Write out the listing below exactly, and omit any images you find in it.
>> START SOURCE DATA
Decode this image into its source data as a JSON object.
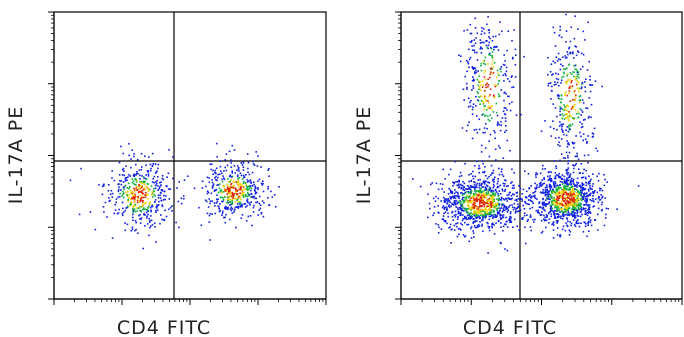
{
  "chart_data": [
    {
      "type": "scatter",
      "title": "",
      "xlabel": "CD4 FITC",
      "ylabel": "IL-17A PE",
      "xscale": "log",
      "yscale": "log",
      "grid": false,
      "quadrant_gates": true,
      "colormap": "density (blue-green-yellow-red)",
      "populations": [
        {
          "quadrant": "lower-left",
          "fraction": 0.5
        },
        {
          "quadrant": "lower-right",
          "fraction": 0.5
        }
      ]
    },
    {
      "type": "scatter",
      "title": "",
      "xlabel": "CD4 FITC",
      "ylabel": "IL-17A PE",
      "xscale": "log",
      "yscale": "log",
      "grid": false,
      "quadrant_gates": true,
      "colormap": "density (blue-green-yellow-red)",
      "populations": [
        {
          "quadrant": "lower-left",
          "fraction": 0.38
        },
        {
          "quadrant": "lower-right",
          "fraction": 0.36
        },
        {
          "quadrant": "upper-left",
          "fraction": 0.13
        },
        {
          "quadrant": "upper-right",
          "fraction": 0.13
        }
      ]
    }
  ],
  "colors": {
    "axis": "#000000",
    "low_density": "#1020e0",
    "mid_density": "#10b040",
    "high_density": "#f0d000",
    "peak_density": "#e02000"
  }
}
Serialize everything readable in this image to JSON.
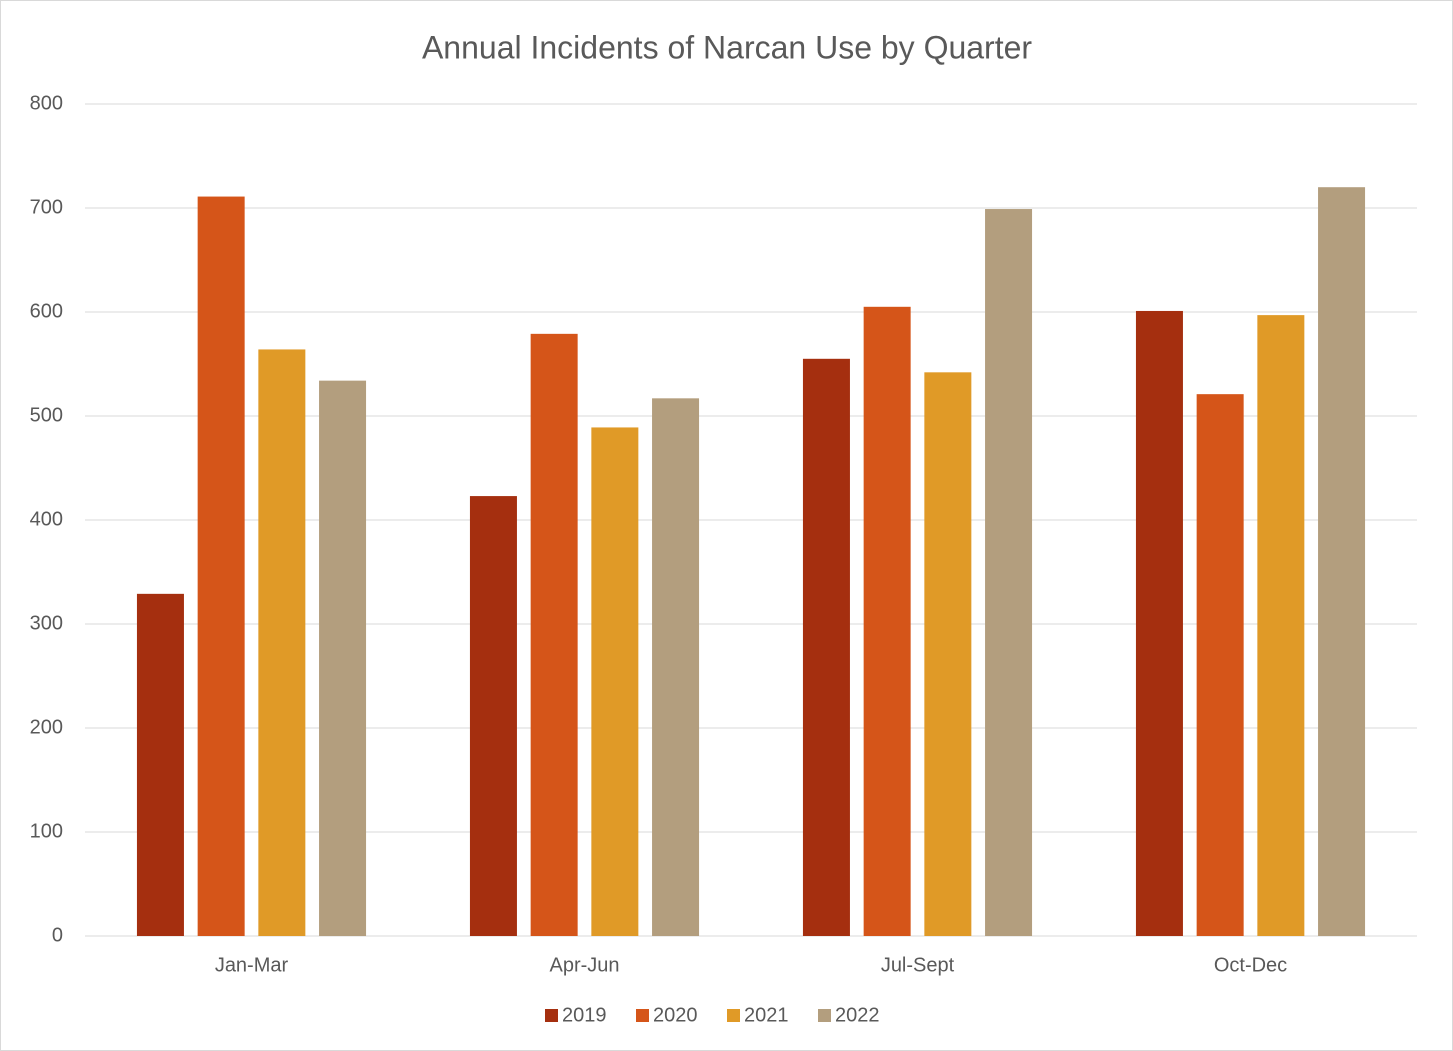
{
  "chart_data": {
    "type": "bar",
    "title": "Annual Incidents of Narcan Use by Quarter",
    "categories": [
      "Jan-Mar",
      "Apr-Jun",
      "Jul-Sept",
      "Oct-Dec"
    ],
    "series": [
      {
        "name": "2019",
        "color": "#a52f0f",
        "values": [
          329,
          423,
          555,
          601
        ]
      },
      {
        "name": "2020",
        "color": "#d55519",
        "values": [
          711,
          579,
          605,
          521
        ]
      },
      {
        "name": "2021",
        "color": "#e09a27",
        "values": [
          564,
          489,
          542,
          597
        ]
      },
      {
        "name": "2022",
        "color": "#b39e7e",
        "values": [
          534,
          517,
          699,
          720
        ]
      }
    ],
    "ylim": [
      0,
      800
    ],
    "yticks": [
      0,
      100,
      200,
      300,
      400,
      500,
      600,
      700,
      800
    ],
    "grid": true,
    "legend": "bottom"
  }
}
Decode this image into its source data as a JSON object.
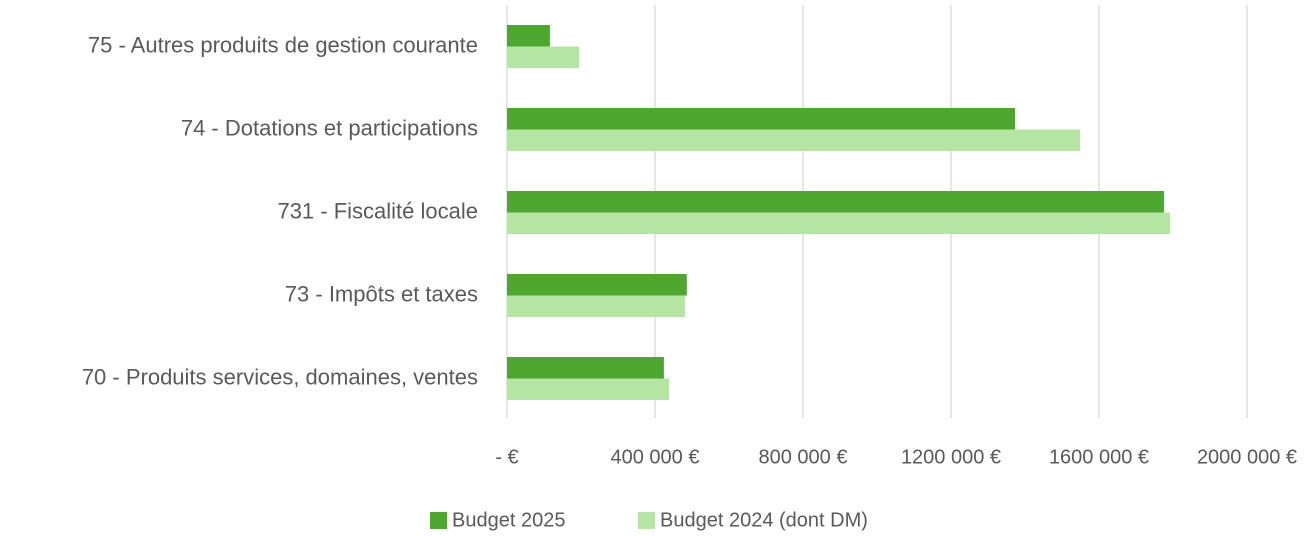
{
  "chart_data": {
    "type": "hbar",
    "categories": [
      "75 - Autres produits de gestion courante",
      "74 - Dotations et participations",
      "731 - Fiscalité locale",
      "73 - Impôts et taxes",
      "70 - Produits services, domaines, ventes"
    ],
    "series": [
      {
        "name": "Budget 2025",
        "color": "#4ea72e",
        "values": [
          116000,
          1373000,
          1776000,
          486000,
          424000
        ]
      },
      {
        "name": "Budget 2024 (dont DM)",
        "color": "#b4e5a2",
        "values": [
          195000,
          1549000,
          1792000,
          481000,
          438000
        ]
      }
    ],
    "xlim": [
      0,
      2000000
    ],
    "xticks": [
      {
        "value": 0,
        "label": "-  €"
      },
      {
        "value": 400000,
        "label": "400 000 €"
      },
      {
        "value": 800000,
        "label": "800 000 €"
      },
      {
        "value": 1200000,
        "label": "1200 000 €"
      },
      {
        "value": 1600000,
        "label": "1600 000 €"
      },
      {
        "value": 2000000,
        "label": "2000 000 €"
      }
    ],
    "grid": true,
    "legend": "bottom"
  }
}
>> END SOURCE DATA
— EXERCISE RESPONSE —
Decode this image into its source data as a JSON object.
{
  "chart_data": [
    {
      "type": "scatter",
      "title": "",
      "xlabel": "CD4 FITC",
      "ylabel": "IL-17A PE",
      "xscale": "log",
      "yscale": "log",
      "grid": false,
      "quadrant_gates": true,
      "colormap": "density (blue-green-yellow-red)",
      "populations": [
        {
          "quadrant": "lower-left",
          "fraction": 0.5
        },
        {
          "quadrant": "lower-right",
          "fraction": 0.5
        }
      ]
    },
    {
      "type": "scatter",
      "title": "",
      "xlabel": "CD4 FITC",
      "ylabel": "IL-17A PE",
      "xscale": "log",
      "yscale": "log",
      "grid": false,
      "quadrant_gates": true,
      "colormap": "density (blue-green-yellow-red)",
      "populations": [
        {
          "quadrant": "lower-left",
          "fraction": 0.38
        },
        {
          "quadrant": "lower-right",
          "fraction": 0.36
        },
        {
          "quadrant": "upper-left",
          "fraction": 0.13
        },
        {
          "quadrant": "upper-right",
          "fraction": 0.13
        }
      ]
    }
  ],
  "colors": {
    "axis": "#000000",
    "low_density": "#1020e0",
    "mid_density": "#10b040",
    "high_density": "#f0d000",
    "peak_density": "#e02000"
  }
}
Serialize everything readable in this image to JSON.
{
  "chart_data": {
    "type": "bar",
    "title": "Annual Incidents of Narcan Use by Quarter",
    "categories": [
      "Jan-Mar",
      "Apr-Jun",
      "Jul-Sept",
      "Oct-Dec"
    ],
    "series": [
      {
        "name": "2019",
        "color": "#a52f0f",
        "values": [
          329,
          423,
          555,
          601
        ]
      },
      {
        "name": "2020",
        "color": "#d55519",
        "values": [
          711,
          579,
          605,
          521
        ]
      },
      {
        "name": "2021",
        "color": "#e09a27",
        "values": [
          564,
          489,
          542,
          597
        ]
      },
      {
        "name": "2022",
        "color": "#b39e7e",
        "values": [
          534,
          517,
          699,
          720
        ]
      }
    ],
    "ylim": [
      0,
      800
    ],
    "yticks": [
      0,
      100,
      200,
      300,
      400,
      500,
      600,
      700,
      800
    ],
    "grid": true,
    "legend": "bottom"
  }
}
Decode this image into its source data as a JSON object.
{
  "chart_data": {
    "type": "hbar",
    "categories": [
      "75 - Autres produits de gestion courante",
      "74 - Dotations et participations",
      "731 - Fiscalité locale",
      "73 - Impôts et taxes",
      "70 - Produits services, domaines, ventes"
    ],
    "series": [
      {
        "name": "Budget 2025",
        "color": "#4ea72e",
        "values": [
          116000,
          1373000,
          1776000,
          486000,
          424000
        ]
      },
      {
        "name": "Budget 2024 (dont DM)",
        "color": "#b4e5a2",
        "values": [
          195000,
          1549000,
          1792000,
          481000,
          438000
        ]
      }
    ],
    "xlim": [
      0,
      2000000
    ],
    "xticks": [
      {
        "value": 0,
        "label": "-  €"
      },
      {
        "value": 400000,
        "label": "400 000 €"
      },
      {
        "value": 800000,
        "label": "800 000 €"
      },
      {
        "value": 1200000,
        "label": "1200 000 €"
      },
      {
        "value": 1600000,
        "label": "1600 000 €"
      },
      {
        "value": 2000000,
        "label": "2000 000 €"
      }
    ],
    "grid": true,
    "legend": "bottom"
  }
}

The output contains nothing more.